- _WHAT IS NEEDED_
Swap "detailed view" for "close-up view" in the entries from the line with "Patent image size: (1336, 1020)." to the line with "The fasteners 160 is at (630, 338).", then give those lines again with nothing else altered.

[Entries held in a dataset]
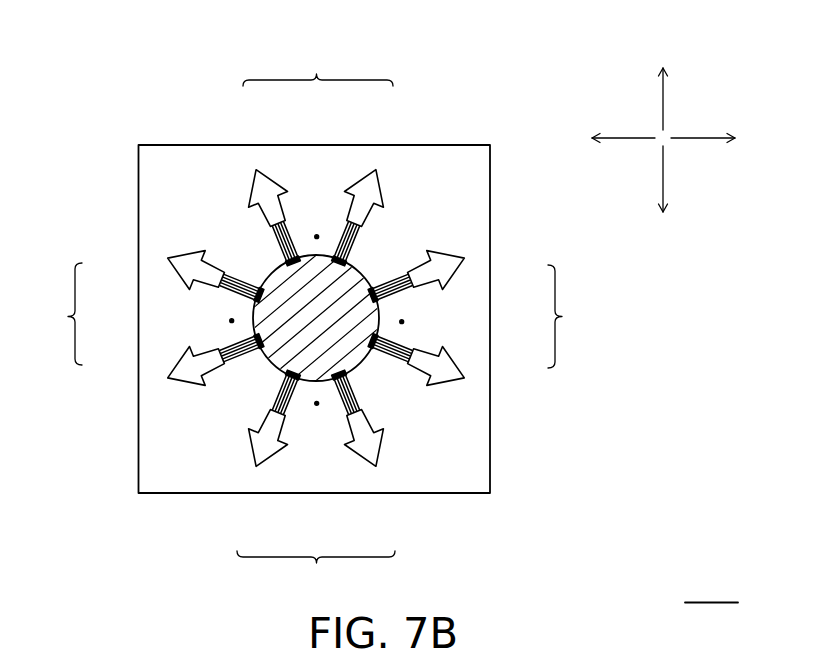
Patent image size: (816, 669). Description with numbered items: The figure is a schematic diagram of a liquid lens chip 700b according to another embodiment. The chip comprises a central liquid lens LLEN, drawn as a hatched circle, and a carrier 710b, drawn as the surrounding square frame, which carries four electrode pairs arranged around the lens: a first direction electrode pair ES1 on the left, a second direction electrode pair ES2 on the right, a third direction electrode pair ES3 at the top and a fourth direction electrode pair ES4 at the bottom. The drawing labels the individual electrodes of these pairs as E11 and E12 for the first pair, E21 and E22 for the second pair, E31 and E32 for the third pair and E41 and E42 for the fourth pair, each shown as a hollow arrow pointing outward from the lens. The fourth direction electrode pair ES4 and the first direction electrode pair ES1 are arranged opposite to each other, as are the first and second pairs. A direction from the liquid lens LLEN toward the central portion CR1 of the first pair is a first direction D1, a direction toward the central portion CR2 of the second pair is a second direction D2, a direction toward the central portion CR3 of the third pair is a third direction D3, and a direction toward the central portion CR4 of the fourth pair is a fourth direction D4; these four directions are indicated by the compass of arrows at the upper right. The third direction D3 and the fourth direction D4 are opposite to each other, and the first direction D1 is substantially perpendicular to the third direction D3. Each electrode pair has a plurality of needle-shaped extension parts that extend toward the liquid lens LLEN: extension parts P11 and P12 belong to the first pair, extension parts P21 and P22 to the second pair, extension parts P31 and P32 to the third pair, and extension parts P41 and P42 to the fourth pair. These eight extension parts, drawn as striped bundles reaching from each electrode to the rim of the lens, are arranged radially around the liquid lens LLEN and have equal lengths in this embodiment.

The carrier 710b is at (166, 116).
The liquid lens chip 700b is at (711, 592).
The liquid lens LLEN is at (373, 284).
The first direction electrode pair ES1 is at (54, 314).
The second direction electrode pair ES2 is at (577, 316).
The third direction electrode pair ES3 is at (318, 64).
The fourth direction electrode pair ES4 is at (316, 576).
The light emitting element E11 is at (198, 254).
The light emitting element E12 is at (182, 370).
The light emitting element E21 is at (445, 262).
The light emitting element E22 is at (440, 366).
The light emitting element E31 is at (247, 181).
The light emitting element E32 is at (378, 186).
The light emitting element E41 is at (247, 457).
The light emitting element E42 is at (381, 450).
The central portion of the first direction electrode pair CR1 is at (231, 320).
The central portion of the second direction electrode pair CR2 is at (402, 322).
The central portion of the third direction electrode pair CR3 is at (317, 236).
The central portion of the fourth direction electrode pair CR4 is at (317, 404).
The extension part P11 is at (228, 272).
The extension part P12 is at (228, 348).
The extension part P21 is at (398, 292).
The extension part P22 is at (402, 362).
The extension part P31 is at (286, 240).
The extension part P32 is at (358, 236).
The extension part P41 is at (270, 393).
The extension part P42 is at (347, 405).
The first direction D1 is at (608, 140).
The second direction D2 is at (719, 141).
The third direction D3 is at (663, 82).
The fourth direction D4 is at (663, 196).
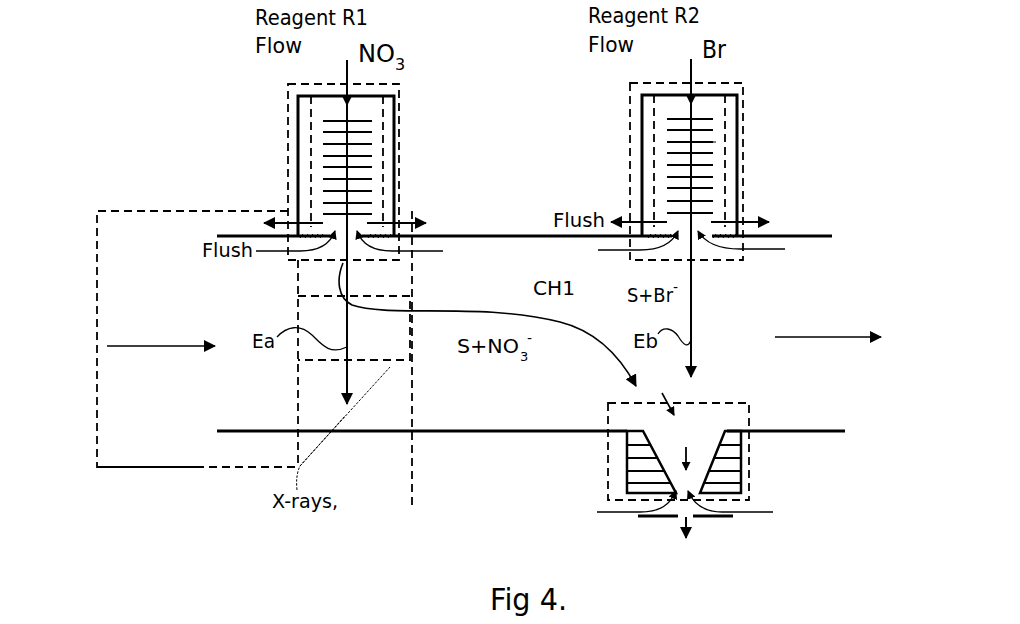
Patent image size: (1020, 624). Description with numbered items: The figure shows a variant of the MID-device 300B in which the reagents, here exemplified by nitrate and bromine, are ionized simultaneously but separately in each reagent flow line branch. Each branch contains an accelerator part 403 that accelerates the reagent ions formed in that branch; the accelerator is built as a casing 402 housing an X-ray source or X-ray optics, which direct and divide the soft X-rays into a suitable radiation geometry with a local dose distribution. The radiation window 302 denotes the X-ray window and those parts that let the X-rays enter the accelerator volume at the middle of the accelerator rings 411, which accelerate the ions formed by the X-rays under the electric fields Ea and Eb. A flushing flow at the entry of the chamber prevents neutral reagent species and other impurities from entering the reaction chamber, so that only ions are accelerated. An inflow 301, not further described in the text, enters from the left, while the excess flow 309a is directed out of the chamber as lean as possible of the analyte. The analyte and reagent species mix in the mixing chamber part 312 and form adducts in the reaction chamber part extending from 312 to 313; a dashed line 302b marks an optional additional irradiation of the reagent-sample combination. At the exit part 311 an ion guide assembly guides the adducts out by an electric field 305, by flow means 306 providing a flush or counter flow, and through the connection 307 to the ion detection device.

The MID-device 300B is at (131, 148).
The radiation window 302 is at (311, 118).
The casing 402 is at (298, 138).
The accelerator part 403 is at (288, 188).
The accelerator rings 411 is at (712, 142).
The sample inlet 301 is at (161, 327).
The excess flow 309a is at (828, 323).
The mixing chamber part 312 is at (200, 467).
The reaction chamber part 313 is at (412, 507).
The additional irradiation window 302b is at (321, 481).
The electric field 305 is at (627, 483).
The flow means 306 is at (597, 511).
The connection to ion detection device 307 is at (685, 539).
The exit part 311 is at (750, 452).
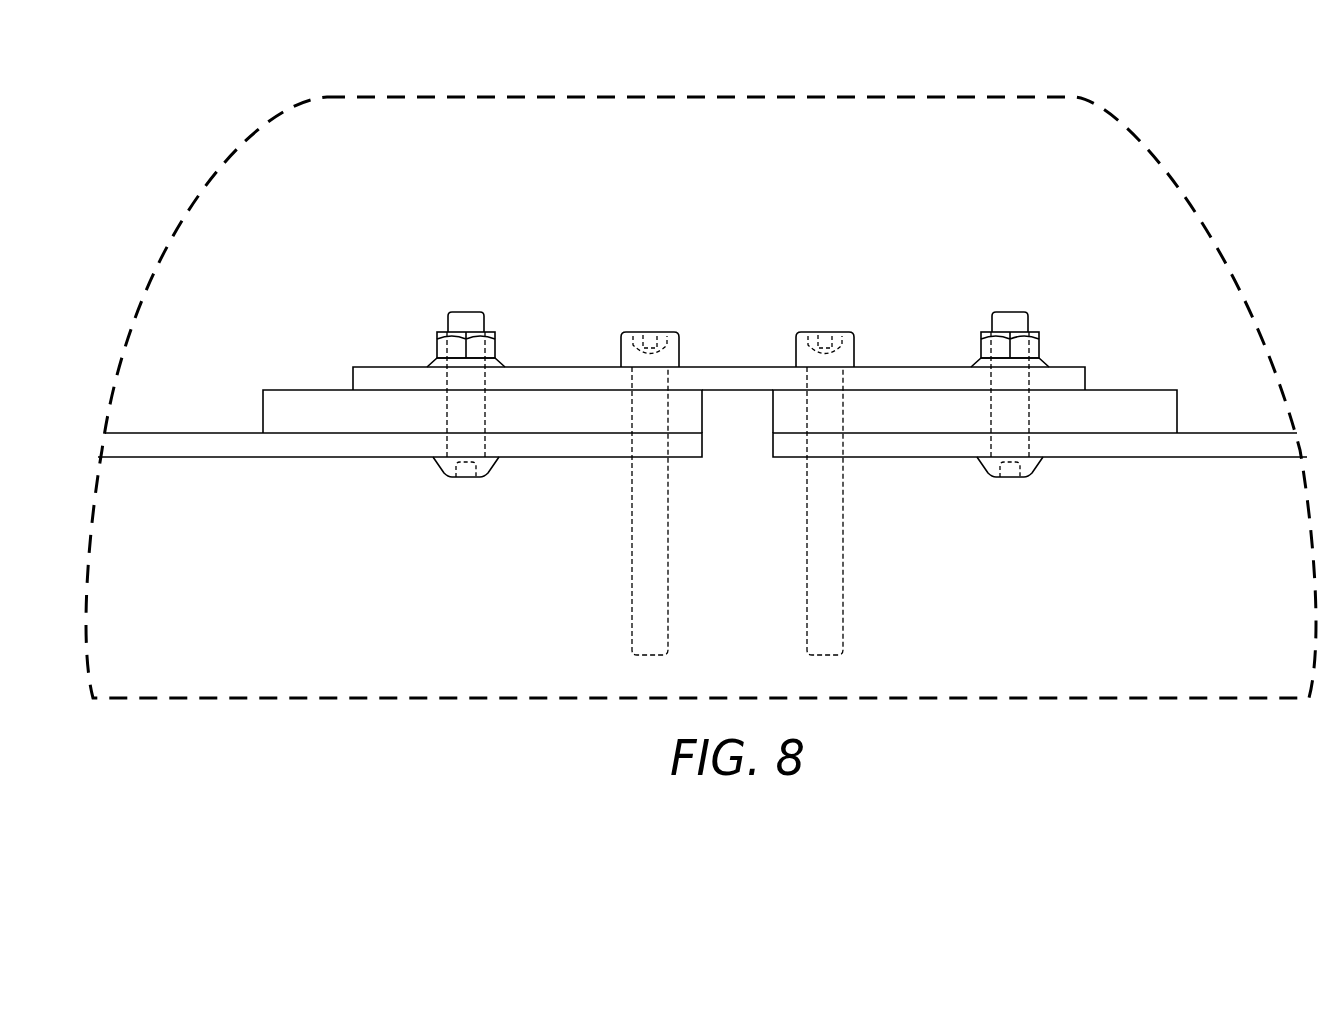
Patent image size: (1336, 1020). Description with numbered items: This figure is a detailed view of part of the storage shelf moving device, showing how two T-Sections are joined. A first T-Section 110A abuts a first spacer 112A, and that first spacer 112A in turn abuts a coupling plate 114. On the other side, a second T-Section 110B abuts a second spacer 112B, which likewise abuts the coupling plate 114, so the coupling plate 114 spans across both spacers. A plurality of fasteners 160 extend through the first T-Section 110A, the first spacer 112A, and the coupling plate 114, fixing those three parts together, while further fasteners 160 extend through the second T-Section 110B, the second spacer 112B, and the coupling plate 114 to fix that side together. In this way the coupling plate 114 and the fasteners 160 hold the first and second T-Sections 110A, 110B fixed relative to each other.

The first T-Section 110A is at (208, 446).
The second T-Section 110B is at (1232, 444).
The first spacer 112A is at (293, 398).
The second spacer 112B is at (1147, 398).
The coupling plate 114 is at (379, 373).
The fasteners 160 is at (630, 338).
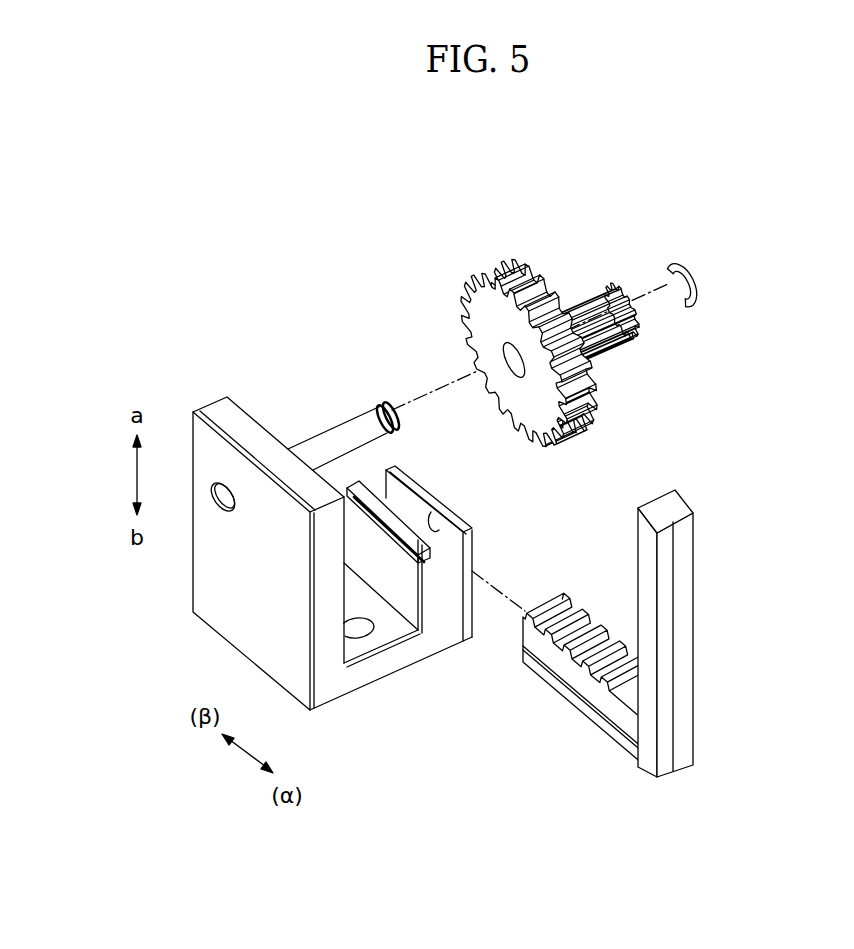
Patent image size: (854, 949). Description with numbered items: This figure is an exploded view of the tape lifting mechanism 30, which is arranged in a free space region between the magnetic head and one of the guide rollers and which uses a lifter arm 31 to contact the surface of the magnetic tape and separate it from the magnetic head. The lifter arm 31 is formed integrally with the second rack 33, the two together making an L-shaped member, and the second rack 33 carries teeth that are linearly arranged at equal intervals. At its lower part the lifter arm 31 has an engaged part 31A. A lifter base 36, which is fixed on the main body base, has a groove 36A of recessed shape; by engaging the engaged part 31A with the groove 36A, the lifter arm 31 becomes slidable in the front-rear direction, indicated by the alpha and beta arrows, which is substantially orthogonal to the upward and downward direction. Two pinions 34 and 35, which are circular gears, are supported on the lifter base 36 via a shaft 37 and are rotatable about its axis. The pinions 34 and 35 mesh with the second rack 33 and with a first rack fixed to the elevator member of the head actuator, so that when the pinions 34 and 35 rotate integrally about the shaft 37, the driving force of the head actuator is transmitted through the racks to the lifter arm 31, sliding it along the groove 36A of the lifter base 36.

The tape lifting mechanism 30 is at (177, 662).
The lifter arm 31 is at (683, 678).
The engaged part 31A is at (589, 728).
The second rack 33 is at (570, 598).
The pinion 34 is at (493, 310).
The pinion 35 is at (582, 298).
The lifter base 36 is at (245, 402).
The groove 36A is at (445, 518).
The shaft 37 is at (327, 430).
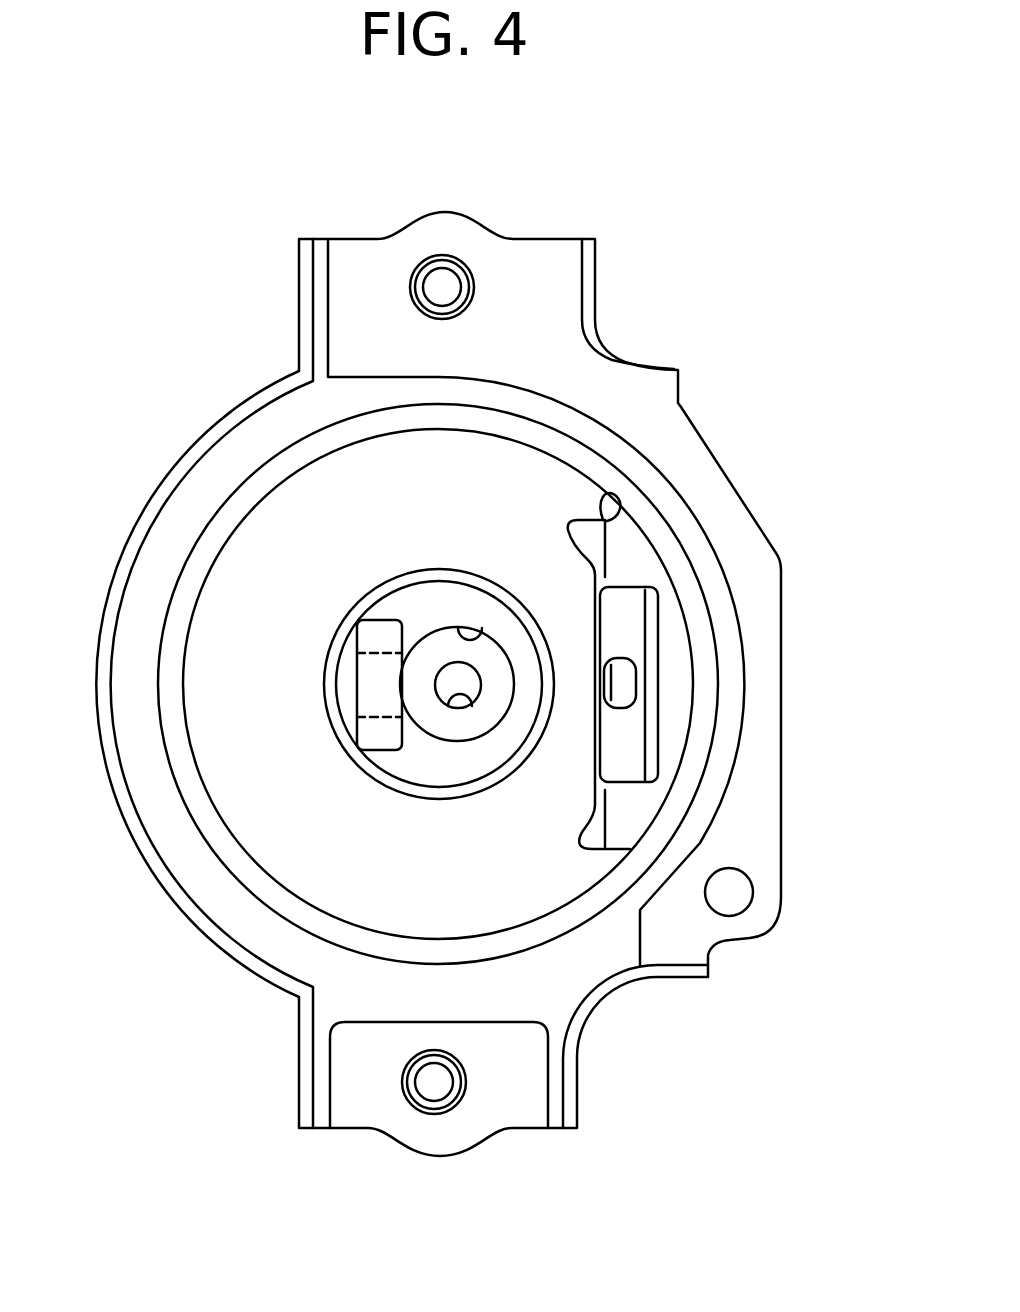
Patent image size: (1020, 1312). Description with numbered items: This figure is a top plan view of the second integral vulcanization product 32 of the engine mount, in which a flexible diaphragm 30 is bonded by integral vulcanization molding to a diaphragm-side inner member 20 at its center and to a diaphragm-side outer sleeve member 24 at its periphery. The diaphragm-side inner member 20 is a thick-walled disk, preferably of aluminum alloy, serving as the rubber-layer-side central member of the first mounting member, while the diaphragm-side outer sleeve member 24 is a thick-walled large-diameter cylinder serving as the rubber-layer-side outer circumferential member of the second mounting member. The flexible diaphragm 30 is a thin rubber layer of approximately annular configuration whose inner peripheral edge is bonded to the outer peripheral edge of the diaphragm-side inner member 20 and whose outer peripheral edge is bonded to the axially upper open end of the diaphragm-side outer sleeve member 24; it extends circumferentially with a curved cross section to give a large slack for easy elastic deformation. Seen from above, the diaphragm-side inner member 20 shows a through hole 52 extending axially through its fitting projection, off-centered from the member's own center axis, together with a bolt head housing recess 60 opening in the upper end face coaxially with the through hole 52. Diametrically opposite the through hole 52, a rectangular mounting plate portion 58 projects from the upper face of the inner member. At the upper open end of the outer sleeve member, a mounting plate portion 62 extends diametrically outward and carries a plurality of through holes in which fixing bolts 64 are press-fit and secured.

The diaphragm-side inner member 20 is at (413, 760).
The diaphragm-side outer sleeve member 24 is at (762, 680).
The flexible diaphragm 30 is at (298, 502).
The second integral vulcanization product 32 is at (755, 455).
The through hole 52 is at (465, 698).
The mounting plate portion 58 is at (365, 638).
The bolt head housing recess 60 is at (470, 638).
The mounting plate portion 62 is at (547, 262).
The fixing bolts 64 is at (443, 284).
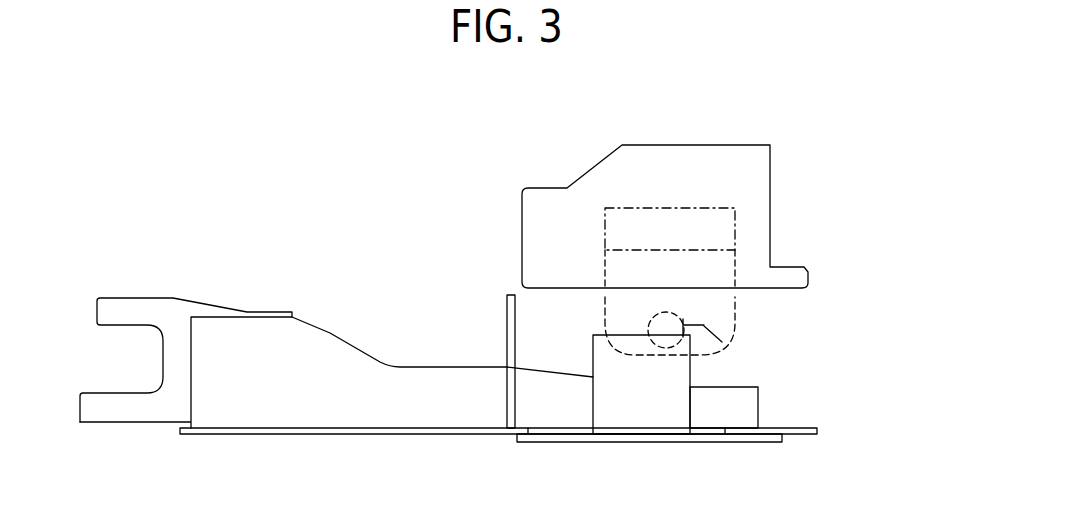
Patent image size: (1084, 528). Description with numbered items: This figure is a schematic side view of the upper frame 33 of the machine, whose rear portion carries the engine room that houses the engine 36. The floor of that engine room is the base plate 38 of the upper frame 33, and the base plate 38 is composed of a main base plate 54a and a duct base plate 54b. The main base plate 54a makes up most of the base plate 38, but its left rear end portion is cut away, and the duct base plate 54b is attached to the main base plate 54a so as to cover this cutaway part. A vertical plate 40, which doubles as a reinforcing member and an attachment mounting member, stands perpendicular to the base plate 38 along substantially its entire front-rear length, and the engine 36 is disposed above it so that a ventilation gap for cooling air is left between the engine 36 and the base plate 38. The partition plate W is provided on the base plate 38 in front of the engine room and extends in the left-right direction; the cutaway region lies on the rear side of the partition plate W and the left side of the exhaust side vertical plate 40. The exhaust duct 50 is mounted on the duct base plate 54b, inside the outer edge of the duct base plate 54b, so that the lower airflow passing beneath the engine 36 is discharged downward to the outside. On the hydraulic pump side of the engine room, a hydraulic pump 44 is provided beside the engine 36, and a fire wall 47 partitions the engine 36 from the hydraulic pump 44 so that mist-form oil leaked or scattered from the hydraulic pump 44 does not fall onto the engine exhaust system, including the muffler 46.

- _RIGHT ANSWER_
Patent image size: (1336, 1020). Description with numbered items: This figure is a close-up view of part of the storage shelf moving device, showing how two T-Sections are joined. A first T-Section 110A abuts a first spacer 112A, and that first spacer 112A in turn abuts a coupling plate 114. On the other side, a second T-Section 110B abuts a second spacer 112B, which likewise abuts the coupling plate 114, so the coupling plate 114 spans across both spacers. A plurality of fasteners 160 extend through the first T-Section 110A, the first spacer 112A, and the coupling plate 114, fixing those three parts together, while further fasteners 160 extend through the second T-Section 110B, the second spacer 112B, and the coupling plate 114 to fix that side together. In this way the coupling plate 114 and the fasteners 160 hold the first and second T-Sections 110A, 110B fixed relative to each other.

The first T-Section 110A is at (208, 446).
The second T-Section 110B is at (1232, 444).
The first spacer 112A is at (293, 398).
The second spacer 112B is at (1147, 398).
The coupling plate 114 is at (379, 373).
The fasteners 160 is at (630, 338).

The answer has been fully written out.